------ STORED DATA

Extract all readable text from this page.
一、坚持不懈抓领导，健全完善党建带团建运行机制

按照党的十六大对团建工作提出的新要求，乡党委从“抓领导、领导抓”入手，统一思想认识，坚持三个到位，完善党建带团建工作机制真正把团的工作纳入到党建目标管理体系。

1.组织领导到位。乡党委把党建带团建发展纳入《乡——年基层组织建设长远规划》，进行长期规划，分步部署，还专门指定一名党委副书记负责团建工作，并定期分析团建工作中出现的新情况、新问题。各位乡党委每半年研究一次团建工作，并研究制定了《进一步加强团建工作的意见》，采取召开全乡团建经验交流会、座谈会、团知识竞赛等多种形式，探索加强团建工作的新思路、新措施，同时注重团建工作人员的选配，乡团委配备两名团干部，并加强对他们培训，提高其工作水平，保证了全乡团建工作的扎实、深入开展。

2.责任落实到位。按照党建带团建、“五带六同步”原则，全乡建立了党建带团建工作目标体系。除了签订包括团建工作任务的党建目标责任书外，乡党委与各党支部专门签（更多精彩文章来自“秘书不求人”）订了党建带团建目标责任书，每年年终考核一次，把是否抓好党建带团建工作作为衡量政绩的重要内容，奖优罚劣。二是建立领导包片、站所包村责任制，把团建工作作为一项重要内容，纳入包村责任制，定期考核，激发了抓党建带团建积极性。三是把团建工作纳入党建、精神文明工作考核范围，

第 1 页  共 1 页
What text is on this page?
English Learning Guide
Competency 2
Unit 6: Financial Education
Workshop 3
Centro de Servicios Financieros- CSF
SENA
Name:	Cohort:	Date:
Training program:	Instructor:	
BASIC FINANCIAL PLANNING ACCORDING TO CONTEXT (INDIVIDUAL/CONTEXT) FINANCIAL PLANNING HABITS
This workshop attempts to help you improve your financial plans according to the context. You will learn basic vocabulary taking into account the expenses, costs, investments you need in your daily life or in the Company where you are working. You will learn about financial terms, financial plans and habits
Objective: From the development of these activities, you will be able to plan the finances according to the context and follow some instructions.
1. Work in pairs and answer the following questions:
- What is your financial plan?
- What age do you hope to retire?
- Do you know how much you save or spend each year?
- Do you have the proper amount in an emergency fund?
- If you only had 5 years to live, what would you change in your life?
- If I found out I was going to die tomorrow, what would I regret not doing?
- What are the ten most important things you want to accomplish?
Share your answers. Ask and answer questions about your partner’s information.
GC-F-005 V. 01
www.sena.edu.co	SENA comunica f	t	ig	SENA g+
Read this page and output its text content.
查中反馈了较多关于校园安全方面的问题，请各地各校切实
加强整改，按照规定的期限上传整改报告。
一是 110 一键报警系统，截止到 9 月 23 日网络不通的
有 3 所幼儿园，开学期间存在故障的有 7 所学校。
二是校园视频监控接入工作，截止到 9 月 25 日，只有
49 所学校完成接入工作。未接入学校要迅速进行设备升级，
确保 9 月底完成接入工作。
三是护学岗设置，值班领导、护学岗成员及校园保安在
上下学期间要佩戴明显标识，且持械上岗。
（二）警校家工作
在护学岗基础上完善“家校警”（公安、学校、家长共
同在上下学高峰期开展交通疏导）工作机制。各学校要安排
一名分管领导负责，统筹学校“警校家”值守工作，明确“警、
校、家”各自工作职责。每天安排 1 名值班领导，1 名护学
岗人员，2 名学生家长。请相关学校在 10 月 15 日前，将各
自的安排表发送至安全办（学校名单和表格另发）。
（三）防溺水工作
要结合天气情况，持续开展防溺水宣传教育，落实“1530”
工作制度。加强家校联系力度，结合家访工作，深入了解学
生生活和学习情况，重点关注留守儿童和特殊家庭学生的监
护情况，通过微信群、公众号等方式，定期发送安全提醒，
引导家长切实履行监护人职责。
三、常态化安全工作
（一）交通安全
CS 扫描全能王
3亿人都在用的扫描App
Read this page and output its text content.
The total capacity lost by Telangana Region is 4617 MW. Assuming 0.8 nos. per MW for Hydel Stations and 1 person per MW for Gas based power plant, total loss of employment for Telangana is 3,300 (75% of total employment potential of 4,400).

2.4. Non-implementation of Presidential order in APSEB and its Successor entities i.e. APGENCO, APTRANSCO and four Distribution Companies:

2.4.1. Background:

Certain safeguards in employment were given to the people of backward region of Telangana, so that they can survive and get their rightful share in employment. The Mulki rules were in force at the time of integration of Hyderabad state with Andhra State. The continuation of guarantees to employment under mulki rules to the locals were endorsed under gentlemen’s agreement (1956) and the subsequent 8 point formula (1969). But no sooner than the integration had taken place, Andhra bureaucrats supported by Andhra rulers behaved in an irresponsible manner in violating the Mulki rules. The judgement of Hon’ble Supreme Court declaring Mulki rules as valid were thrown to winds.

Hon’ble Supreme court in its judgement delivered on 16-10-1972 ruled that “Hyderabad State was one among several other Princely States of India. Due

------------

● **STATED TASK**
Return every entry verbatim.

● **OUTPUT OF THE TASK**
Extract all readable text from this page.
一、坚持不懈抓领导，健全完善党建带团建运行机制

按照党的十六大对团建工作提出的新要求，乡党委从“抓领导、领导抓”入手，统一思想认识，坚持三个到位，完善党建带团建工作机制真正把团的工作纳入到党建目标管理体系。

1.组织领导到位。乡党委把党建带团建发展纳入《乡——年基层组织建设长远规划》，进行长期规划，分步部署，还专门指定一名党委副书记负责团建工作，并定期分析团建工作中出现的新情况、新问题。各位乡党委每半年研究一次团建工作，并研究制定了《进一步加强团建工作的意见》，采取召开全乡团建经验交流会、座谈会、团知识竞赛等多种形式，探索加强团建工作的新思路、新措施，同时注重团建工作人员的选配，乡团委配备两名团干部，并加强对他们培训，提高其工作水平，保证了全乡团建工作的扎实、深入开展。

2.责任落实到位。按照党建带团建、“五带六同步”原则，全乡建立了党建带团建工作目标体系。除了签订包括团建工作任务的党建目标责任书外，乡党委与各党支部专门签（更多精彩文章来自“秘书不求人”）订了党建带团建目标责任书，每年年终考核一次，把是否抓好党建带团建工作作为衡量政绩的重要内容，奖优罚劣。二是建立领导包片、站所包村责任制，把团建工作作为一项重要内容，纳入包村责任制，定期考核，激发了抓党建带团建积极性。三是把团建工作纳入党建、精神文明工作考核范围，

第 1 页  共 1 页
What text is on this page?
English Learning Guide
Competency 2
Unit 6: Financial Education
Workshop 3
Centro de Servicios Financieros- CSF
SENA
Name:	Cohort:	Date:
Training program:	Instructor:	
BASIC FINANCIAL PLANNING ACCORDING TO CONTEXT (INDIVIDUAL/CONTEXT) FINANCIAL PLANNING HABITS
This workshop attempts to help you improve your financial plans according to the context. You will learn basic vocabulary taking into account the expenses, costs, investments you need in your daily life or in the Company where you are working. You will learn about financial terms, financial plans and habits
Objective: From the development of these activities, you will be able to plan the finances according to the context and follow some instructions.
1. Work in pairs and answer the following questions:
- What is your financial plan?
- What age do you hope to retire?
- Do you know how much you save or spend each year?
- Do you have the proper amount in an emergency fund?
- If you only had 5 years to live, what would you change in your life?
- If I found out I was going to die tomorrow, what would I regret not doing?
- What are the ten most important things you want to accomplish?
Share your answers. Ask and answer questions about your partner’s information.
GC-F-005 V. 01
www.sena.edu.co	SENA comunica f	t	ig	SENA g+
Read this page and output its text content.
查中反馈了较多关于校园安全方面的问题，请各地各校切实
加强整改，按照规定的期限上传整改报告。
一是 110 一键报警系统，截止到 9 月 23 日网络不通的
有 3 所幼儿园，开学期间存在故障的有 7 所学校。
二是校园视频监控接入工作，截止到 9 月 25 日，只有
49 所学校完成接入工作。未接入学校要迅速进行设备升级，
确保 9 月底完成接入工作。
三是护学岗设置，值班领导、护学岗成员及校园保安在
上下学期间要佩戴明显标识，且持械上岗。
（二）警校家工作
在护学岗基础上完善“家校警”（公安、学校、家长共
同在上下学高峰期开展交通疏导）工作机制。各学校要安排
一名分管领导负责，统筹学校“警校家”值守工作，明确“警、
校、家”各自工作职责。每天安排 1 名值班领导，1 名护学
岗人员，2 名学生家长。请相关学校在 10 月 15 日前，将各
自的安排表发送至安全办（学校名单和表格另发）。
（三）防溺水工作
要结合天气情况，持续开展防溺水宣传教育，落实“1530”
工作制度。加强家校联系力度，结合家访工作，深入了解学
生生活和学习情况，重点关注留守儿童和特殊家庭学生的监
护情况，通过微信群、公众号等方式，定期发送安全提醒，
引导家长切实履行监护人职责。
三、常态化安全工作
（一）交通安全
CS 扫描全能王
3亿人都在用的扫描App
Read this page and output its text content.
The total capacity lost by Telangana Region is 4617 MW. Assuming 0.8 nos. per MW for Hydel Stations and 1 person per MW for Gas based power plant, total loss of employment for Telangana is 3,300 (75% of total employment potential of 4,400).

2.4. Non-implementation of Presidential order in APSEB and its Successor entities i.e. APGENCO, APTRANSCO and four Distribution Companies:

2.4.1. Background:

Certain safeguards in employment were given to the people of backward region of Telangana, so that they can survive and get their rightful share in employment. The Mulki rules were in force at the time of integration of Hyderabad state with Andhra State. The continuation of guarantees to employment under mulki rules to the locals were endorsed under gentlemen’s agreement (1956) and the subsequent 8 point formula (1969). But no sooner than the integration had taken place, Andhra bureaucrats supported by Andhra rulers behaved in an irresponsible manner in violating the Mulki rules. The judgement of Hon’ble Supreme Court declaring Mulki rules as valid were thrown to winds.

Hon’ble Supreme court in its judgement delivered on 16-10-1972 ruled that “Hyderabad State was one among several other Princely States of India. Due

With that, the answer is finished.